■ **Given instruction**
Reproduce the material exactly, omitting nothing.

■ **Given records**
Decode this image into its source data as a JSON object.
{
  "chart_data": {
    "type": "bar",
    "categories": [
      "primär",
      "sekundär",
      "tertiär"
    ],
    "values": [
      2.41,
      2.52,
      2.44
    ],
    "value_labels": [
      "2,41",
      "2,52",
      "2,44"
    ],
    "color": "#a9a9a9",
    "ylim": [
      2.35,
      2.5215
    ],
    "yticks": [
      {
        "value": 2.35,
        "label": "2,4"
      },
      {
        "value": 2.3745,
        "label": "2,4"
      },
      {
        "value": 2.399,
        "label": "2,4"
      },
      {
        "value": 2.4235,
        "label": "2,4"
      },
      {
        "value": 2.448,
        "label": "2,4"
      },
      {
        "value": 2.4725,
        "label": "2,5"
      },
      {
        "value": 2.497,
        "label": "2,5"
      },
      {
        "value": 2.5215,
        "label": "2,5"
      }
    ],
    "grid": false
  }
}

■ **Task output**
Decode this image into its source data as a JSON object.
{
  "chart_data": {
    "type": "bar",
    "categories": [
      "primär",
      "sekundär",
      "tertiär"
    ],
    "values": [
      2.41,
      2.52,
      2.44
    ],
    "value_labels": [
      "2,41",
      "2,52",
      "2,44"
    ],
    "color": "#a9a9a9",
    "ylim": [
      2.35,
      2.5215
    ],
    "yticks": [
      {
        "value": 2.35,
        "label": "2,4"
      },
      {
        "value": 2.3745,
        "label": "2,4"
      },
      {
        "value": 2.399,
        "label": "2,4"
      },
      {
        "value": 2.4235,
        "label": "2,4"
      },
      {
        "value": 2.448,
        "label": "2,4"
      },
      {
        "value": 2.4725,
        "label": "2,5"
      },
      {
        "value": 2.497,
        "label": "2,5"
      },
      {
        "value": 2.5215,
        "label": "2,5"
      }
    ],
    "grid": false
  }
}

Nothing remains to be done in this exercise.